Records supplied ->
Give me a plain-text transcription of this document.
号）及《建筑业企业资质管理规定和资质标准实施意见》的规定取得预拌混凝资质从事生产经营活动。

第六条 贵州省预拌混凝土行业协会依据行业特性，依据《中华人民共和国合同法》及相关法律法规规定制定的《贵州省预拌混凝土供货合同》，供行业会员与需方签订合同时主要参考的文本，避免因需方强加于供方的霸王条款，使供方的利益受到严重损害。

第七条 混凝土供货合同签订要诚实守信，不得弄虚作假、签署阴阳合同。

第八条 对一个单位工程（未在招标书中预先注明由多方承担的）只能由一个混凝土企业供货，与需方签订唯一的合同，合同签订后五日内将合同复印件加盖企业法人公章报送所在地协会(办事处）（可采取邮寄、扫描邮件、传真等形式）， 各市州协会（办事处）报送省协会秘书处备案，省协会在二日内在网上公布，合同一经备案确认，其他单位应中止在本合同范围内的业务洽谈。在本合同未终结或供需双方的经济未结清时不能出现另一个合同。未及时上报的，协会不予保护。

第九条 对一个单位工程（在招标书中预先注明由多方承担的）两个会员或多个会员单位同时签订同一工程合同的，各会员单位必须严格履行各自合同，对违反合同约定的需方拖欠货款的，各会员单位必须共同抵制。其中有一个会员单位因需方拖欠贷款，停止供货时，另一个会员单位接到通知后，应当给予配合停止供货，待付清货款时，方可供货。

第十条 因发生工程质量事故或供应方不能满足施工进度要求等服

Your instructions ->
All the entries above need to be reproduced exactly.

Complete response ->
Give me a plain-text transcription of this document.
号）及《建筑业企业资质管理规定和资质标准实施意见》的规定取得预拌混凝资质从事生产经营活动。

第六条 贵州省预拌混凝土行业协会依据行业特性，依据《中华人民共和国合同法》及相关法律法规规定制定的《贵州省预拌混凝土供货合同》，供行业会员与需方签订合同时主要参考的文本，避免因需方强加于供方的霸王条款，使供方的利益受到严重损害。

第七条 混凝土供货合同签订要诚实守信，不得弄虚作假、签署阴阳合同。

第八条 对一个单位工程（未在招标书中预先注明由多方承担的）只能由一个混凝土企业供货，与需方签订唯一的合同，合同签订后五日内将合同复印件加盖企业法人公章报送所在地协会(办事处）（可采取邮寄、扫描邮件、传真等形式）， 各市州协会（办事处）报送省协会秘书处备案，省协会在二日内在网上公布，合同一经备案确认，其他单位应中止在本合同范围内的业务洽谈。在本合同未终结或供需双方的经济未结清时不能出现另一个合同。未及时上报的，协会不予保护。

第九条 对一个单位工程（在招标书中预先注明由多方承担的）两个会员或多个会员单位同时签订同一工程合同的，各会员单位必须严格履行各自合同，对违反合同约定的需方拖欠货款的，各会员单位必须共同抵制。其中有一个会员单位因需方拖欠贷款，停止供货时，另一个会员单位接到通知后，应当给予配合停止供货，待付清货款时，方可供货。

第十条 因发生工程质量事故或供应方不能满足施工进度要求等服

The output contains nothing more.